**Task description:**
Your task is to transcribe all of the data below exactly, omitting the images.
━━━━━ Information supplied
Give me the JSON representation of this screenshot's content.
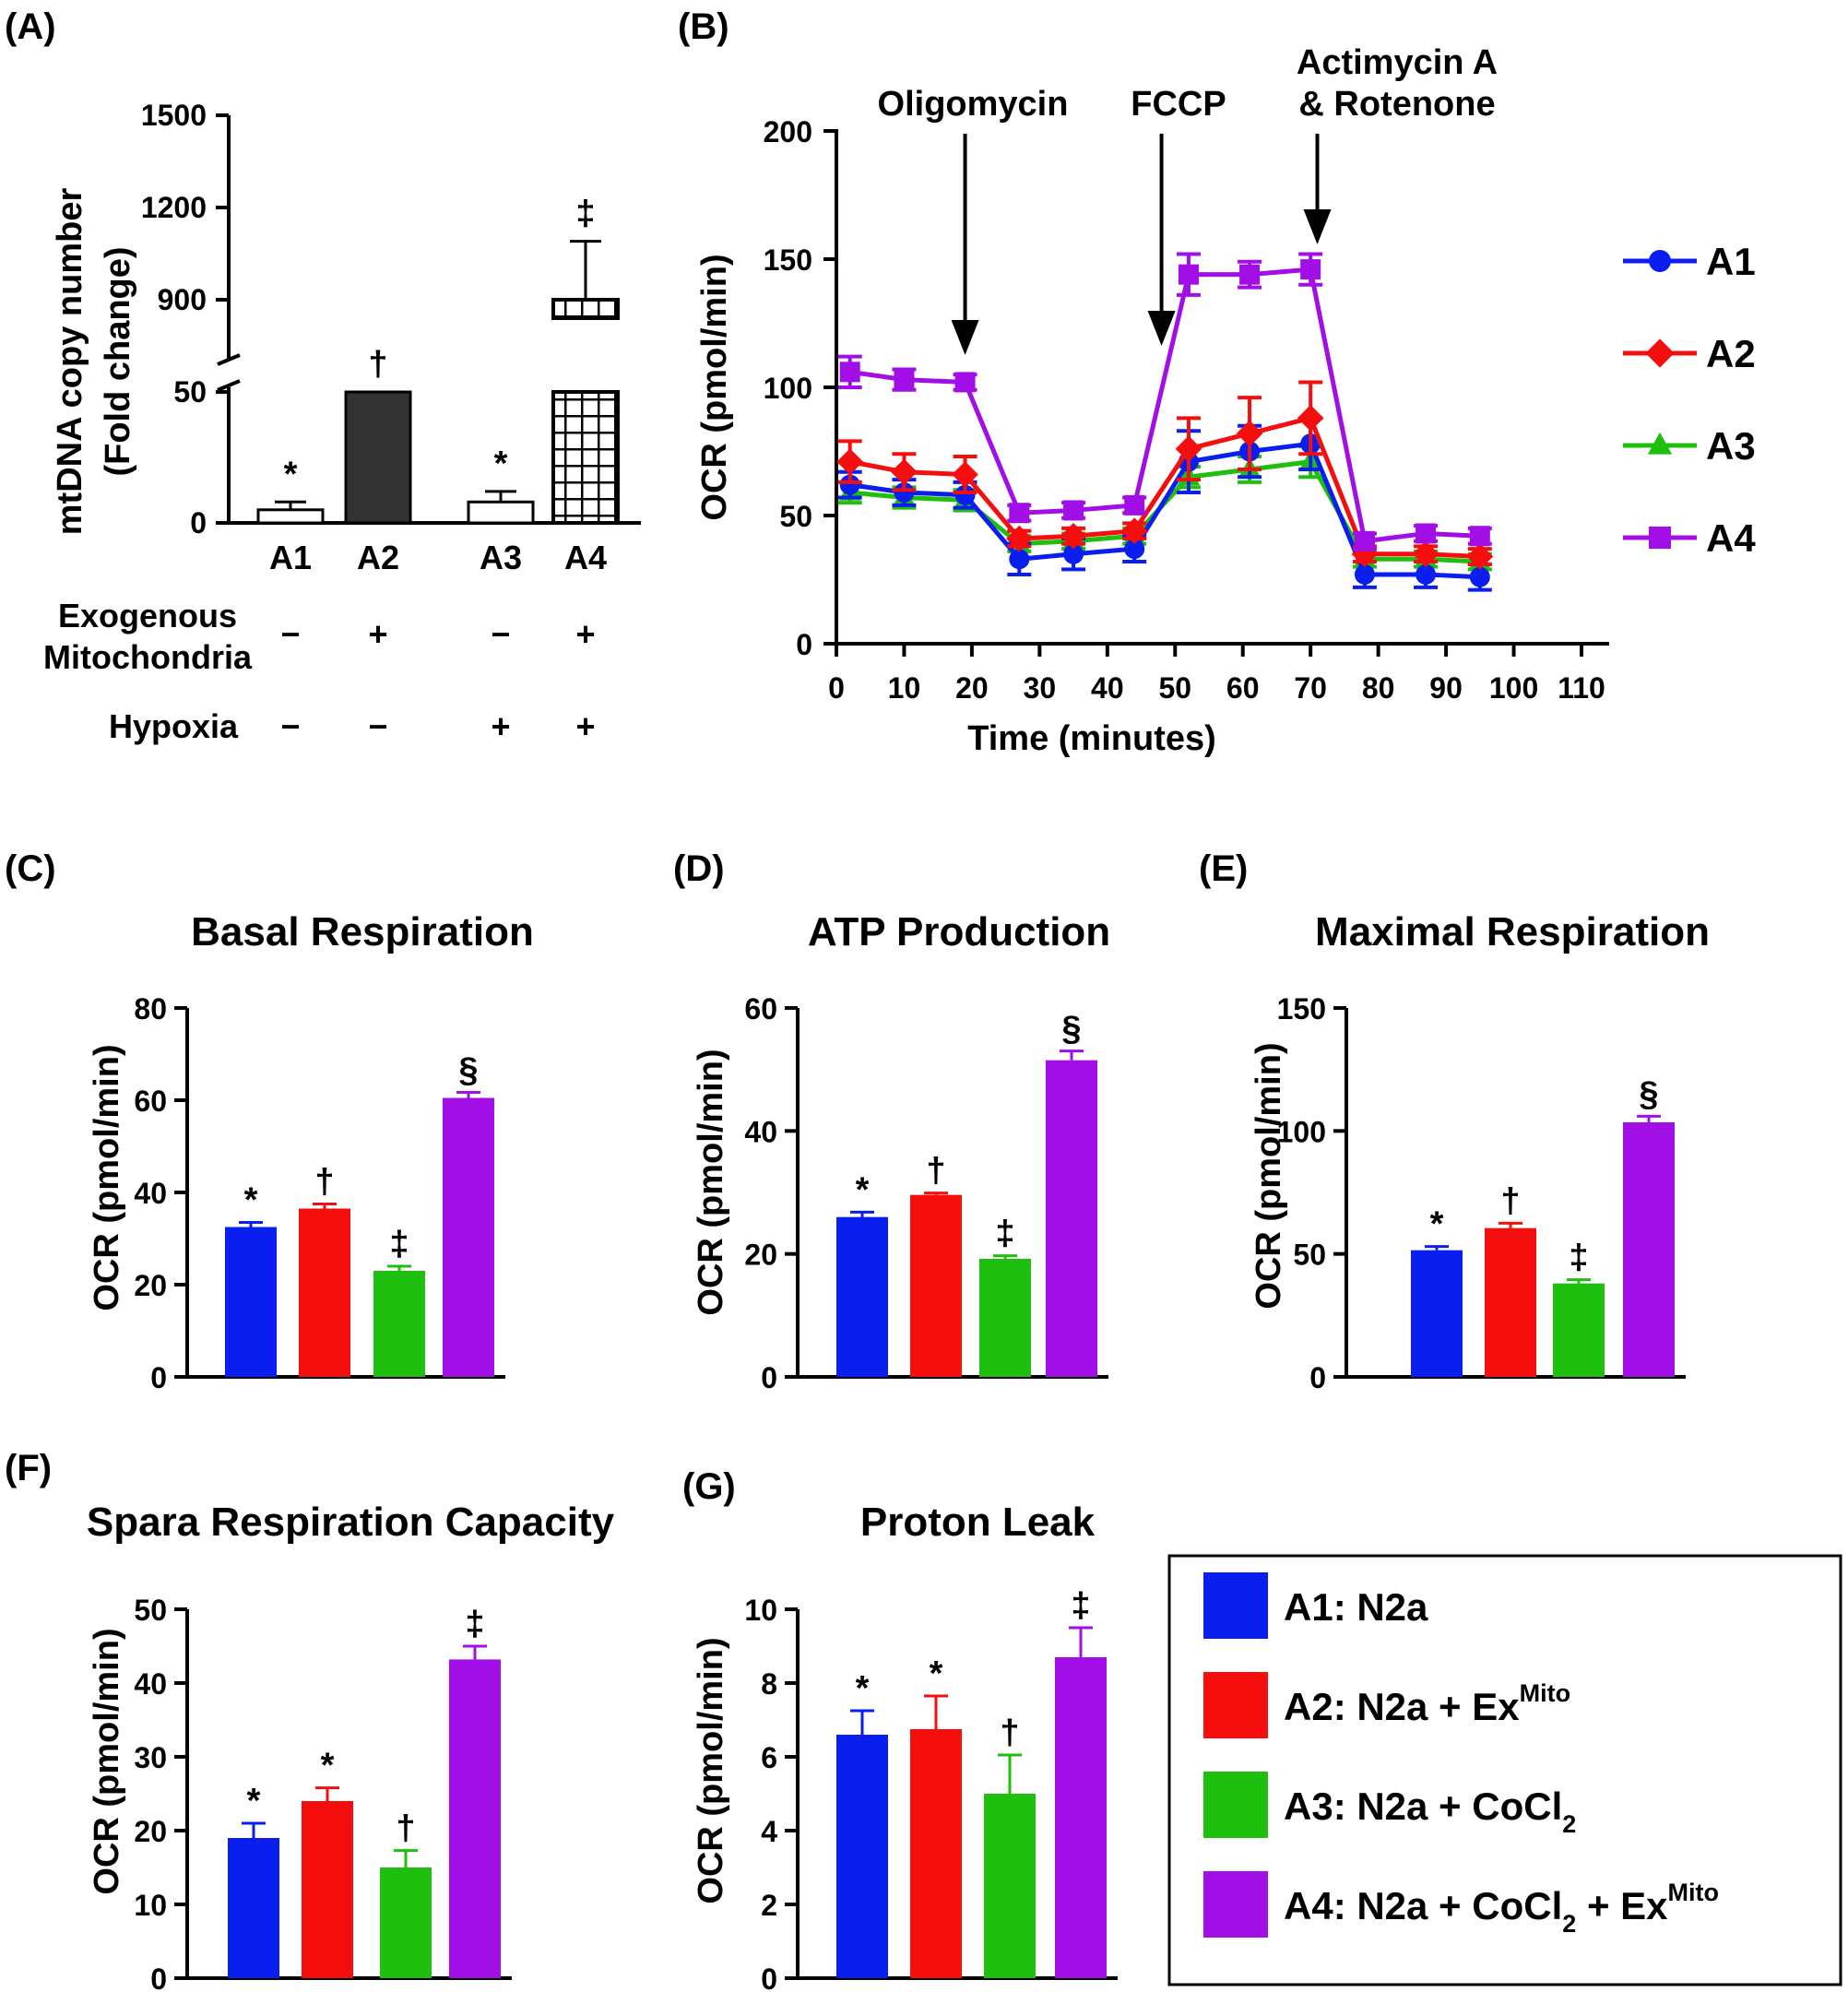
{
  "colors": {
    "A1": "#0a1ef0",
    "A2": "#f40e0e",
    "A3": "#1fbf0f",
    "A4": "#a10fe6",
    "black": "#000000",
    "darkbar": "#333333"
  },
  "chart_data": [
    {
      "id": "A",
      "panel": "(A)",
      "type": "bar",
      "ylabel_line1": "mtDNA copy number",
      "ylabel_line2": "(Fold change)",
      "categories": [
        "A1",
        "A2",
        "A3",
        "A4"
      ],
      "values": [
        5,
        50,
        8,
        900
      ],
      "errors": [
        3,
        0,
        4,
        190
      ],
      "significance": [
        "*",
        "†",
        "*",
        "‡"
      ],
      "yticks": [
        "0",
        "50",
        "900",
        "1200",
        "1500"
      ],
      "ylim_lower": [
        0,
        50
      ],
      "ylim_upper": [
        840,
        1500
      ],
      "conditions": [
        {
          "label_line1": "Exogenous",
          "label_line2": "Mitochondria",
          "values": [
            "−",
            "+",
            "−",
            "+"
          ]
        },
        {
          "label_line1": "Hypoxia",
          "label_line2": "",
          "values": [
            "−",
            "−",
            "+",
            "+"
          ]
        }
      ]
    },
    {
      "id": "B",
      "panel": "(B)",
      "type": "line",
      "xlabel": "Time (minutes)",
      "ylabel": "OCR (pmol/min)",
      "xlim": [
        0,
        110
      ],
      "ylim": [
        0,
        200
      ],
      "xticks": [
        "0",
        "10",
        "20",
        "30",
        "40",
        "50",
        "60",
        "70",
        "80",
        "90",
        "100",
        "110"
      ],
      "yticks": [
        "0",
        "50",
        "100",
        "150",
        "200"
      ],
      "x": [
        2,
        10,
        19,
        27,
        35,
        44,
        52,
        61,
        70,
        78,
        87,
        95
      ],
      "series": [
        {
          "name": "A1",
          "marker": "circle",
          "values": [
            62,
            59,
            58,
            33,
            35,
            37,
            71,
            75,
            78,
            27,
            27,
            26
          ],
          "errors": [
            5,
            5,
            5,
            6,
            6,
            5,
            12,
            10,
            10,
            5,
            5,
            5
          ]
        },
        {
          "name": "A2",
          "marker": "diamond",
          "values": [
            71,
            67,
            66,
            41,
            42,
            44,
            76,
            82,
            88,
            35,
            35,
            34
          ],
          "errors": [
            8,
            7,
            7,
            3,
            3,
            3,
            12,
            14,
            14,
            3,
            3,
            3
          ]
        },
        {
          "name": "A3",
          "marker": "triangle",
          "values": [
            59,
            57,
            56,
            39,
            40,
            42,
            65,
            68,
            71,
            33,
            33,
            32
          ],
          "errors": [
            4,
            4,
            4,
            3,
            3,
            3,
            4,
            5,
            6,
            3,
            3,
            3
          ]
        },
        {
          "name": "A4",
          "marker": "square",
          "values": [
            106,
            103,
            102,
            51,
            52,
            54,
            144,
            144,
            146,
            40,
            43,
            42
          ],
          "errors": [
            6,
            4,
            3,
            3,
            3,
            3,
            8,
            5,
            6,
            3,
            3,
            3
          ]
        }
      ],
      "annotations": [
        {
          "line1": "Oligomycin",
          "line2": "",
          "x": 19
        },
        {
          "line1": "FCCP",
          "line2": "",
          "x": 48
        },
        {
          "line1": "Actimycin A",
          "line2": "& Rotenone",
          "x": 71
        }
      ],
      "legend": [
        "A1",
        "A2",
        "A3",
        "A4"
      ]
    },
    {
      "id": "C",
      "panel": "(C)",
      "type": "bar",
      "title": "Basal Respiration",
      "ylabel": "OCR (pmol/min)",
      "categories": [
        "A1",
        "A2",
        "A3",
        "A4"
      ],
      "values": [
        32.5,
        36.5,
        23,
        60.5
      ],
      "errors": [
        1,
        1,
        1,
        1.2
      ],
      "significance": [
        "*",
        "†",
        "‡",
        "§"
      ],
      "ylim": [
        0,
        80
      ],
      "yticks": [
        "0",
        "20",
        "40",
        "60",
        "80"
      ]
    },
    {
      "id": "D",
      "panel": "(D)",
      "type": "bar",
      "title": "ATP Production",
      "ylabel": "OCR (pmol/min)",
      "categories": [
        "A1",
        "A2",
        "A3",
        "A4"
      ],
      "values": [
        26,
        29.6,
        19.2,
        51.5
      ],
      "errors": [
        0.8,
        0.3,
        0.5,
        1.5
      ],
      "significance": [
        "*",
        "†",
        "‡",
        "§"
      ],
      "ylim": [
        0,
        60
      ],
      "yticks": [
        "0",
        "20",
        "40",
        "60"
      ]
    },
    {
      "id": "E",
      "panel": "(E)",
      "type": "bar",
      "title": "Maximal Respiration",
      "ylabel": "OCR (pmol/min)",
      "categories": [
        "A1",
        "A2",
        "A3",
        "A4"
      ],
      "values": [
        51.5,
        60.5,
        38,
        103.5
      ],
      "errors": [
        1.5,
        2,
        1.5,
        2.5
      ],
      "significance": [
        "*",
        "†",
        "‡",
        "§"
      ],
      "ylim": [
        0,
        150
      ],
      "yticks": [
        "0",
        "50",
        "100",
        "150"
      ]
    },
    {
      "id": "F",
      "panel": "(F)",
      "type": "bar",
      "title": "Spara Respiration Capacity",
      "ylabel": "OCR (pmol/min)",
      "categories": [
        "A1",
        "A2",
        "A3",
        "A4"
      ],
      "values": [
        19,
        24,
        15,
        43.2
      ],
      "errors": [
        2,
        1.8,
        2.3,
        1.8
      ],
      "significance": [
        "*",
        "*",
        "†",
        "‡"
      ],
      "ylim": [
        0,
        50
      ],
      "yticks": [
        "0",
        "10",
        "20",
        "30",
        "40",
        "50"
      ]
    },
    {
      "id": "G",
      "panel": "(G)",
      "type": "bar",
      "title": "Proton Leak",
      "ylabel": "OCR (pmol/min)",
      "categories": [
        "A1",
        "A2",
        "A3",
        "A4"
      ],
      "values": [
        6.6,
        6.75,
        5,
        8.7
      ],
      "errors": [
        0.65,
        0.9,
        1.05,
        0.8
      ],
      "significance": [
        "*",
        "*",
        "†",
        "‡"
      ],
      "ylim": [
        0,
        10
      ],
      "yticks": [
        "0",
        "2",
        "4",
        "6",
        "8",
        "10"
      ]
    }
  ],
  "legend_box": {
    "items": [
      {
        "key": "A1",
        "prefix": "A1: N2a",
        "sup1": "",
        "mid": "",
        "sub1": "",
        "tail": "",
        "sup2": ""
      },
      {
        "key": "A2",
        "prefix": "A2: N2a + Ex",
        "sup1": "Mito",
        "mid": "",
        "sub1": "",
        "tail": "",
        "sup2": ""
      },
      {
        "key": "A3",
        "prefix": "A3: N2a + CoCl",
        "sup1": "",
        "mid": "",
        "sub1": "2",
        "tail": "",
        "sup2": ""
      },
      {
        "key": "A4",
        "prefix": "A4: N2a + CoCl",
        "sup1": "",
        "mid": "",
        "sub1": "2",
        "tail": " + Ex",
        "sup2": "Mito"
      }
    ]
  }
}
━━━━━━━━━━
**Answer to the task:**
Give me the JSON representation of this screenshot's content.
{
  "colors": {
    "A1": "#0a1ef0",
    "A2": "#f40e0e",
    "A3": "#1fbf0f",
    "A4": "#a10fe6",
    "black": "#000000",
    "darkbar": "#333333"
  },
  "chart_data": [
    {
      "id": "A",
      "panel": "(A)",
      "type": "bar",
      "ylabel_line1": "mtDNA copy number",
      "ylabel_line2": "(Fold change)",
      "categories": [
        "A1",
        "A2",
        "A3",
        "A4"
      ],
      "values": [
        5,
        50,
        8,
        900
      ],
      "errors": [
        3,
        0,
        4,
        190
      ],
      "significance": [
        "*",
        "†",
        "*",
        "‡"
      ],
      "yticks": [
        "0",
        "50",
        "900",
        "1200",
        "1500"
      ],
      "ylim_lower": [
        0,
        50
      ],
      "ylim_upper": [
        840,
        1500
      ],
      "conditions": [
        {
          "label_line1": "Exogenous",
          "label_line2": "Mitochondria",
          "values": [
            "−",
            "+",
            "−",
            "+"
          ]
        },
        {
          "label_line1": "Hypoxia",
          "label_line2": "",
          "values": [
            "−",
            "−",
            "+",
            "+"
          ]
        }
      ]
    },
    {
      "id": "B",
      "panel": "(B)",
      "type": "line",
      "xlabel": "Time (minutes)",
      "ylabel": "OCR (pmol/min)",
      "xlim": [
        0,
        110
      ],
      "ylim": [
        0,
        200
      ],
      "xticks": [
        "0",
        "10",
        "20",
        "30",
        "40",
        "50",
        "60",
        "70",
        "80",
        "90",
        "100",
        "110"
      ],
      "yticks": [
        "0",
        "50",
        "100",
        "150",
        "200"
      ],
      "x": [
        2,
        10,
        19,
        27,
        35,
        44,
        52,
        61,
        70,
        78,
        87,
        95
      ],
      "series": [
        {
          "name": "A1",
          "marker": "circle",
          "values": [
            62,
            59,
            58,
            33,
            35,
            37,
            71,
            75,
            78,
            27,
            27,
            26
          ],
          "errors": [
            5,
            5,
            5,
            6,
            6,
            5,
            12,
            10,
            10,
            5,
            5,
            5
          ]
        },
        {
          "name": "A2",
          "marker": "diamond",
          "values": [
            71,
            67,
            66,
            41,
            42,
            44,
            76,
            82,
            88,
            35,
            35,
            34
          ],
          "errors": [
            8,
            7,
            7,
            3,
            3,
            3,
            12,
            14,
            14,
            3,
            3,
            3
          ]
        },
        {
          "name": "A3",
          "marker": "triangle",
          "values": [
            59,
            57,
            56,
            39,
            40,
            42,
            65,
            68,
            71,
            33,
            33,
            32
          ],
          "errors": [
            4,
            4,
            4,
            3,
            3,
            3,
            4,
            5,
            6,
            3,
            3,
            3
          ]
        },
        {
          "name": "A4",
          "marker": "square",
          "values": [
            106,
            103,
            102,
            51,
            52,
            54,
            144,
            144,
            146,
            40,
            43,
            42
          ],
          "errors": [
            6,
            4,
            3,
            3,
            3,
            3,
            8,
            5,
            6,
            3,
            3,
            3
          ]
        }
      ],
      "annotations": [
        {
          "line1": "Oligomycin",
          "line2": "",
          "x": 19
        },
        {
          "line1": "FCCP",
          "line2": "",
          "x": 48
        },
        {
          "line1": "Actimycin A",
          "line2": "& Rotenone",
          "x": 71
        }
      ],
      "legend": [
        "A1",
        "A2",
        "A3",
        "A4"
      ]
    },
    {
      "id": "C",
      "panel": "(C)",
      "type": "bar",
      "title": "Basal Respiration",
      "ylabel": "OCR (pmol/min)",
      "categories": [
        "A1",
        "A2",
        "A3",
        "A4"
      ],
      "values": [
        32.5,
        36.5,
        23,
        60.5
      ],
      "errors": [
        1,
        1,
        1,
        1.2
      ],
      "significance": [
        "*",
        "†",
        "‡",
        "§"
      ],
      "ylim": [
        0,
        80
      ],
      "yticks": [
        "0",
        "20",
        "40",
        "60",
        "80"
      ]
    },
    {
      "id": "D",
      "panel": "(D)",
      "type": "bar",
      "title": "ATP Production",
      "ylabel": "OCR (pmol/min)",
      "categories": [
        "A1",
        "A2",
        "A3",
        "A4"
      ],
      "values": [
        26,
        29.6,
        19.2,
        51.5
      ],
      "errors": [
        0.8,
        0.3,
        0.5,
        1.5
      ],
      "significance": [
        "*",
        "†",
        "‡",
        "§"
      ],
      "ylim": [
        0,
        60
      ],
      "yticks": [
        "0",
        "20",
        "40",
        "60"
      ]
    },
    {
      "id": "E",
      "panel": "(E)",
      "type": "bar",
      "title": "Maximal Respiration",
      "ylabel": "OCR (pmol/min)",
      "categories": [
        "A1",
        "A2",
        "A3",
        "A4"
      ],
      "values": [
        51.5,
        60.5,
        38,
        103.5
      ],
      "errors": [
        1.5,
        2,
        1.5,
        2.5
      ],
      "significance": [
        "*",
        "†",
        "‡",
        "§"
      ],
      "ylim": [
        0,
        150
      ],
      "yticks": [
        "0",
        "50",
        "100",
        "150"
      ]
    },
    {
      "id": "F",
      "panel": "(F)",
      "type": "bar",
      "title": "Spara Respiration Capacity",
      "ylabel": "OCR (pmol/min)",
      "categories": [
        "A1",
        "A2",
        "A3",
        "A4"
      ],
      "values": [
        19,
        24,
        15,
        43.2
      ],
      "errors": [
        2,
        1.8,
        2.3,
        1.8
      ],
      "significance": [
        "*",
        "*",
        "†",
        "‡"
      ],
      "ylim": [
        0,
        50
      ],
      "yticks": [
        "0",
        "10",
        "20",
        "30",
        "40",
        "50"
      ]
    },
    {
      "id": "G",
      "panel": "(G)",
      "type": "bar",
      "title": "Proton Leak",
      "ylabel": "OCR (pmol/min)",
      "categories": [
        "A1",
        "A2",
        "A3",
        "A4"
      ],
      "values": [
        6.6,
        6.75,
        5,
        8.7
      ],
      "errors": [
        0.65,
        0.9,
        1.05,
        0.8
      ],
      "significance": [
        "*",
        "*",
        "†",
        "‡"
      ],
      "ylim": [
        0,
        10
      ],
      "yticks": [
        "0",
        "2",
        "4",
        "6",
        "8",
        "10"
      ]
    }
  ],
  "legend_box": {
    "items": [
      {
        "key": "A1",
        "prefix": "A1: N2a",
        "sup1": "",
        "mid": "",
        "sub1": "",
        "tail": "",
        "sup2": ""
      },
      {
        "key": "A2",
        "prefix": "A2: N2a + Ex",
        "sup1": "Mito",
        "mid": "",
        "sub1": "",
        "tail": "",
        "sup2": ""
      },
      {
        "key": "A3",
        "prefix": "A3: N2a + CoCl",
        "sup1": "",
        "mid": "",
        "sub1": "2",
        "tail": "",
        "sup2": ""
      },
      {
        "key": "A4",
        "prefix": "A4: N2a + CoCl",
        "sup1": "",
        "mid": "",
        "sub1": "2",
        "tail": " + Ex",
        "sup2": "Mito"
      }
    ]
  }
}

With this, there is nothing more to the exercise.